* _Exercise aim_
Work out how many lines contain "JSON". Reply with the count alone.

* _Entries provided_

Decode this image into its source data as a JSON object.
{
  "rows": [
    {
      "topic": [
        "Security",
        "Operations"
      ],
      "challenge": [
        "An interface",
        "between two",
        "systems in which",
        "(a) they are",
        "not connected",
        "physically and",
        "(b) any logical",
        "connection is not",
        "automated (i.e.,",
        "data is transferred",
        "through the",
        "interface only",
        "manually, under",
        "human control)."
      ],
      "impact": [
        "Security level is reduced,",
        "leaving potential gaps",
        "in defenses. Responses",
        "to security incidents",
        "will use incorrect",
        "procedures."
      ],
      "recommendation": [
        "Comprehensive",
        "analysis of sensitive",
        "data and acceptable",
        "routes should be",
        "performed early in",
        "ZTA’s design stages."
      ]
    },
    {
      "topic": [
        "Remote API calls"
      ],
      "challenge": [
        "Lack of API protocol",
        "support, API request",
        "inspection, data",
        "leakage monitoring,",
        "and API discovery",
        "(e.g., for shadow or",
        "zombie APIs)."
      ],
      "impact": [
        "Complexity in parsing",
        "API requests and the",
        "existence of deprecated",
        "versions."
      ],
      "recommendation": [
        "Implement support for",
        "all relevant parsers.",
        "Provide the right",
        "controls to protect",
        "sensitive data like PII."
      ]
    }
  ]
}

...

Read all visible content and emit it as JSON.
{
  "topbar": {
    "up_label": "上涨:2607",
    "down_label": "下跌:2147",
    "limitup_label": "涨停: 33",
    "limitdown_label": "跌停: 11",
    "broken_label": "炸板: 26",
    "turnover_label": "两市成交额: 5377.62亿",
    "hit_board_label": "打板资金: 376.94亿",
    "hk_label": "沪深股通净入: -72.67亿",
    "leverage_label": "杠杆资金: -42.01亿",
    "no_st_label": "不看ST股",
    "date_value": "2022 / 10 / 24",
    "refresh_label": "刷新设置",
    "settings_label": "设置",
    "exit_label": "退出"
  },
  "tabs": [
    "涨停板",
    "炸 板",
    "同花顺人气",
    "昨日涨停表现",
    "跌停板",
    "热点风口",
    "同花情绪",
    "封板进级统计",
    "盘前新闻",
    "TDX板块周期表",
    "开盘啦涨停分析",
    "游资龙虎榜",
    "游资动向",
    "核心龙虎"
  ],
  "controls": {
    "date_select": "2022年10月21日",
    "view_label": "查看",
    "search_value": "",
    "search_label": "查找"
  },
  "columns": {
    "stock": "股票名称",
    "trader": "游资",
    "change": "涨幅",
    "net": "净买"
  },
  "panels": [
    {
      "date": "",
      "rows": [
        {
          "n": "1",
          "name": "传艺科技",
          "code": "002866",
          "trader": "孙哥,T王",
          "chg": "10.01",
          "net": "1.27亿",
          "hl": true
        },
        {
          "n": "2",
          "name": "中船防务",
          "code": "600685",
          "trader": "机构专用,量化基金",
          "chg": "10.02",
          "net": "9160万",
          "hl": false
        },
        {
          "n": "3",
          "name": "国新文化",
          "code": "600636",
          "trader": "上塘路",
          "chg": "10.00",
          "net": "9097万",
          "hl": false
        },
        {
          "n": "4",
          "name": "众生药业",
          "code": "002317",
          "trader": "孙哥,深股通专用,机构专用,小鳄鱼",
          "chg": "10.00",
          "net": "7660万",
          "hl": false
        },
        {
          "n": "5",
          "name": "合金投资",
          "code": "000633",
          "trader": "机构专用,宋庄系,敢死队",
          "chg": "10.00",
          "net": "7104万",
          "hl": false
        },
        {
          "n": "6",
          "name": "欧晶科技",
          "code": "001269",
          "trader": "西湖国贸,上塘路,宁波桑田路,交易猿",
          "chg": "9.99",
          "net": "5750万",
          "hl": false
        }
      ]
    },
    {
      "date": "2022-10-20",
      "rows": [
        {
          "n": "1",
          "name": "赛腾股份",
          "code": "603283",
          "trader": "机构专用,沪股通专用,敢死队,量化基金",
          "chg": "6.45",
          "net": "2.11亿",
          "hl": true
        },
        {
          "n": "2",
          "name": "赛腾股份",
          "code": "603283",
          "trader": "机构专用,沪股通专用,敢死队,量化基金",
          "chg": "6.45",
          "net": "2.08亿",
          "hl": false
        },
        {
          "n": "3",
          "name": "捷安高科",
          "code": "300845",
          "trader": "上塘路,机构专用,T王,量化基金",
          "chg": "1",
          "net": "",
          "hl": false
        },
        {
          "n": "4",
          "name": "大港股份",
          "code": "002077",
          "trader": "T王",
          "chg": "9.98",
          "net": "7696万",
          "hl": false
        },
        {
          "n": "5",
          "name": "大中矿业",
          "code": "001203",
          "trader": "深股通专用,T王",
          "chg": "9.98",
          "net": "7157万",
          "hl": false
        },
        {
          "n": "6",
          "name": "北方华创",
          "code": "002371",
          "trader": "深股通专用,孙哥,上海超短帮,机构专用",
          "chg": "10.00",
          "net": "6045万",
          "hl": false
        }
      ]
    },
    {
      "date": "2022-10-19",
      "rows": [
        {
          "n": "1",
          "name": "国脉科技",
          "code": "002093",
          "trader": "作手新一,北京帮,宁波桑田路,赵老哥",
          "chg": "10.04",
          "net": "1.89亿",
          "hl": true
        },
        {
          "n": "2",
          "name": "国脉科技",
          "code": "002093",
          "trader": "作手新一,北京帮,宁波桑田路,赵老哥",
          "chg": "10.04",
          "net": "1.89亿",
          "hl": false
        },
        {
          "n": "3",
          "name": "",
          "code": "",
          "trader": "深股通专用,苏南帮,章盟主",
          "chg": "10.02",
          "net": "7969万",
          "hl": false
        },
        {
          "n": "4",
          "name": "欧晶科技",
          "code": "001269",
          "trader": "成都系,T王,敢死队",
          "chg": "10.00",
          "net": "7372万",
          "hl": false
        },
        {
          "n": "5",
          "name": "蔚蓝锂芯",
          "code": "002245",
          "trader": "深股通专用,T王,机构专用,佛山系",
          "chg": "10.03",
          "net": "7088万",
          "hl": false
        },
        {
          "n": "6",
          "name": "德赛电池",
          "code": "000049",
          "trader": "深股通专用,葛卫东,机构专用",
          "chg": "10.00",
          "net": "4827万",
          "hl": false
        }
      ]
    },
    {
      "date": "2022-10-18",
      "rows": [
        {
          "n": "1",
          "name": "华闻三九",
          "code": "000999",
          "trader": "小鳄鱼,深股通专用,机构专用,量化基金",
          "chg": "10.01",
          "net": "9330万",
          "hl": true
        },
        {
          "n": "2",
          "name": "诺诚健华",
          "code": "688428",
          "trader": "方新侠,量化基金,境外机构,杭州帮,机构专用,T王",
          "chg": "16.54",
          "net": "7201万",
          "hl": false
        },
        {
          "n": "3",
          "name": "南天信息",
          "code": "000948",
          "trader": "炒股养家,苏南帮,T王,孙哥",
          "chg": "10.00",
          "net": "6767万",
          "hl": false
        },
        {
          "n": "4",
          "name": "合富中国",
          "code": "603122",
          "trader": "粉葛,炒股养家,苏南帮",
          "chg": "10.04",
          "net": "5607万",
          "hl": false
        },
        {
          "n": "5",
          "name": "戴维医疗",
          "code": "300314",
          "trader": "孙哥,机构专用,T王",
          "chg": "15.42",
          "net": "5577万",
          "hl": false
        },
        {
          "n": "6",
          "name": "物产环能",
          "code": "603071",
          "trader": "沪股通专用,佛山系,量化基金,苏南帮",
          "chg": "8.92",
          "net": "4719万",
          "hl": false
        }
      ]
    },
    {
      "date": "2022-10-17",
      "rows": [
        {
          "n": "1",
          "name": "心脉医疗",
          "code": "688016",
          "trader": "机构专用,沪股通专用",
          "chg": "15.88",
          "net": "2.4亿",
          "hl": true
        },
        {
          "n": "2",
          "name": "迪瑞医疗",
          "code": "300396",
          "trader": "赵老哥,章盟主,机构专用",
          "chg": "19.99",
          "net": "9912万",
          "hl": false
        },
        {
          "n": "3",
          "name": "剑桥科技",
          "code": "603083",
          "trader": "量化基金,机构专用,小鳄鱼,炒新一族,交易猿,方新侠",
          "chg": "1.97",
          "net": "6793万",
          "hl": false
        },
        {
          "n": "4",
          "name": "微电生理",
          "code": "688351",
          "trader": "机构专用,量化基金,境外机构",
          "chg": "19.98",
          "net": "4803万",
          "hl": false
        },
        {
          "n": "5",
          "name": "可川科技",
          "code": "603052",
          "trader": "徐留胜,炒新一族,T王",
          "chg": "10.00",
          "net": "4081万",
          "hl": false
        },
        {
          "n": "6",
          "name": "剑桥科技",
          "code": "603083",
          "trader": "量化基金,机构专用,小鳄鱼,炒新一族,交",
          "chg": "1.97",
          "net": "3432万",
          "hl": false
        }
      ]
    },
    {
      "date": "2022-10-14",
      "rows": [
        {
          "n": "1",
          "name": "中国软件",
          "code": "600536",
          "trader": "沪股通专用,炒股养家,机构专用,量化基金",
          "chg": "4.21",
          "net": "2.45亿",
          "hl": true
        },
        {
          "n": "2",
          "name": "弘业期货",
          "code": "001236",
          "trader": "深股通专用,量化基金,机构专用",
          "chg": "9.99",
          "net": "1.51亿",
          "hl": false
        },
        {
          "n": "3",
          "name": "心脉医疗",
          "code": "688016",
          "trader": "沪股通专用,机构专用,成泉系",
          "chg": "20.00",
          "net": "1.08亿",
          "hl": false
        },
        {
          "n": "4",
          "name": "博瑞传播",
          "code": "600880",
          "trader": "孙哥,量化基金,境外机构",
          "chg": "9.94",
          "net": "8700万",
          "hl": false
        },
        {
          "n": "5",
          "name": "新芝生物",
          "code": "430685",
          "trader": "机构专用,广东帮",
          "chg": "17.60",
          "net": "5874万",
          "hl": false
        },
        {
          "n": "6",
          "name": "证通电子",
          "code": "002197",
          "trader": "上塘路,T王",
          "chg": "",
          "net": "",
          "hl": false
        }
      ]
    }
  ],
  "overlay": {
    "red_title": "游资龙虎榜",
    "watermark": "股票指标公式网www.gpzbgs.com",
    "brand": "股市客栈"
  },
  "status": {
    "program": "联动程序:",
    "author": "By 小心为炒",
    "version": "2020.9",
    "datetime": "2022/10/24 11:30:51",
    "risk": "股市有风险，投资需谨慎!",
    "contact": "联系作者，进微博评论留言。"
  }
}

==

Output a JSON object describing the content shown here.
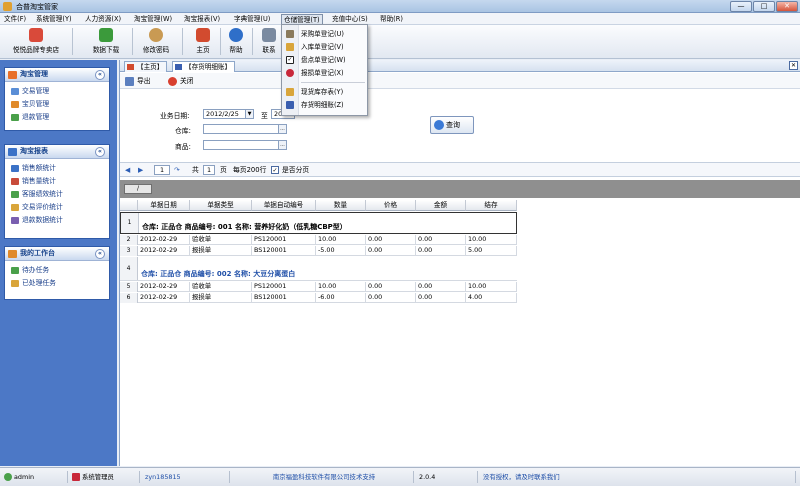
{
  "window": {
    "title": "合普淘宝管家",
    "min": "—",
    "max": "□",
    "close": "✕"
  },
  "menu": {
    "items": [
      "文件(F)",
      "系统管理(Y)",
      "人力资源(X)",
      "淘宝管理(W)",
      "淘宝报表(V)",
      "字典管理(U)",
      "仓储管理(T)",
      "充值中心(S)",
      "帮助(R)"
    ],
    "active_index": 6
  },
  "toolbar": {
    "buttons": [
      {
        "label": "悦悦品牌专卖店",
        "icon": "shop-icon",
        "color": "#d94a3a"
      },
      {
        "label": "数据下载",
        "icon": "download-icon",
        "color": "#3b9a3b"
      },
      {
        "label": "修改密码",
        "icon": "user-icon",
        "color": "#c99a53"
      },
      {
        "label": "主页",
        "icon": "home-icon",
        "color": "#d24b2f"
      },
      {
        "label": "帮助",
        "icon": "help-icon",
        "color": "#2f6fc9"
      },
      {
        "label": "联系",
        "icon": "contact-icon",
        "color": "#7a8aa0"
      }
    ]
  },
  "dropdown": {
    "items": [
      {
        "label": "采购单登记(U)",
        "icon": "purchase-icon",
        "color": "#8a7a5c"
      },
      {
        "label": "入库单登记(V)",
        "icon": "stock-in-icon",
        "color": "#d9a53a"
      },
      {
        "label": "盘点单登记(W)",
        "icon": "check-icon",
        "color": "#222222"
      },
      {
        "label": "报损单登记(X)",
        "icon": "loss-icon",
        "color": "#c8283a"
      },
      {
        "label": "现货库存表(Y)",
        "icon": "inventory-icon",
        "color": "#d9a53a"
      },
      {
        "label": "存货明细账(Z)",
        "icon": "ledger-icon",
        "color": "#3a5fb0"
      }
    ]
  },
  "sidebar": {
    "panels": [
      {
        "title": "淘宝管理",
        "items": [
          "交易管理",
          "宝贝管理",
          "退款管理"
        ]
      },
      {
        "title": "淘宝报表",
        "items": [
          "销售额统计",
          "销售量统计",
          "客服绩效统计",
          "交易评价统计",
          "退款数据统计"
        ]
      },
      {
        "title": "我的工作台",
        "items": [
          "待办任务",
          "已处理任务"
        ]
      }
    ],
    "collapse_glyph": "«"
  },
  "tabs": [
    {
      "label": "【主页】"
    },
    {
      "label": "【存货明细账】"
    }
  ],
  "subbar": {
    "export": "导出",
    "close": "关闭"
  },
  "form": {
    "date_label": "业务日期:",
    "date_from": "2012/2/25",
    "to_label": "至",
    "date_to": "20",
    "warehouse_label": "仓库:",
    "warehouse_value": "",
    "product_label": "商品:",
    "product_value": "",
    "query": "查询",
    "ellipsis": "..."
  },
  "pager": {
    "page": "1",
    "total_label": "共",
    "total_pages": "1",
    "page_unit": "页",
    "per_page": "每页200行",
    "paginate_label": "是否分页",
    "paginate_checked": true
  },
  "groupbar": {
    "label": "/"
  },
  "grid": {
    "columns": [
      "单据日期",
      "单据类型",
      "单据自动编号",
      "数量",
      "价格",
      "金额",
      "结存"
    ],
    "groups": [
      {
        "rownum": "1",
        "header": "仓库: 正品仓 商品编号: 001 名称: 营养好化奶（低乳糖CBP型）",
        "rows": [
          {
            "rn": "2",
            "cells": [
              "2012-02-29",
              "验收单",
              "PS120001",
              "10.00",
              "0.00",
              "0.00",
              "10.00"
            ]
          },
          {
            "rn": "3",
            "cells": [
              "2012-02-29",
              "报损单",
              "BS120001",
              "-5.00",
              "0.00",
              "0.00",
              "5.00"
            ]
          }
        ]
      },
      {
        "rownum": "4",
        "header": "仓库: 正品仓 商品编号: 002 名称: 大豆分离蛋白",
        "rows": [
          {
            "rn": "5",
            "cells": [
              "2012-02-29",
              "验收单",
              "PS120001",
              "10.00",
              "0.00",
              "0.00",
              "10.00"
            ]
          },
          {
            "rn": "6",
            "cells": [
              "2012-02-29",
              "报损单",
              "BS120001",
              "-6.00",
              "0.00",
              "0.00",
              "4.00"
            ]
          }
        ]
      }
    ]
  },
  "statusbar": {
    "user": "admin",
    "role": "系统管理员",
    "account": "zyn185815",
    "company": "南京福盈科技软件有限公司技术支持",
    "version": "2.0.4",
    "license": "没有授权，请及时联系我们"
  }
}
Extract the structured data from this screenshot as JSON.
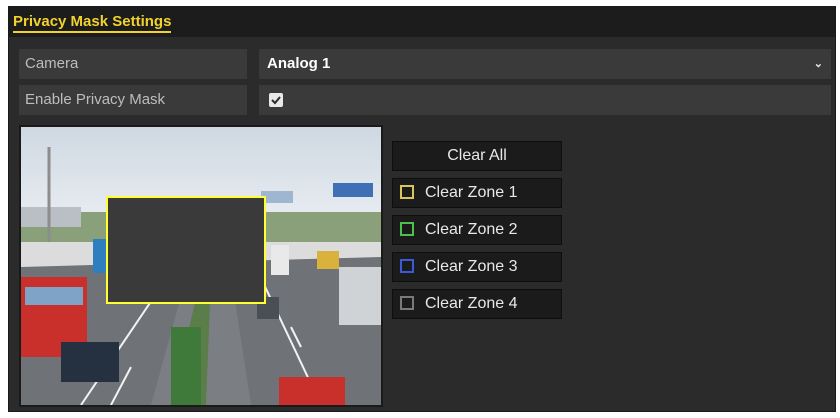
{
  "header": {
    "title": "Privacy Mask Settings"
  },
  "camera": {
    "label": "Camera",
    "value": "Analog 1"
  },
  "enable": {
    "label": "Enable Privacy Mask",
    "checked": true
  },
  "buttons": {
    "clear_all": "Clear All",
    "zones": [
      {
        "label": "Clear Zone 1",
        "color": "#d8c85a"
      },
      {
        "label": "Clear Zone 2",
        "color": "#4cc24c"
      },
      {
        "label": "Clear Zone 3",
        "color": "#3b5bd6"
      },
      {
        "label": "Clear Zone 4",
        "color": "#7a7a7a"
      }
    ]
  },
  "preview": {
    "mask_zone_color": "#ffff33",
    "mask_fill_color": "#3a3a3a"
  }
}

* _Result of this exercise_
4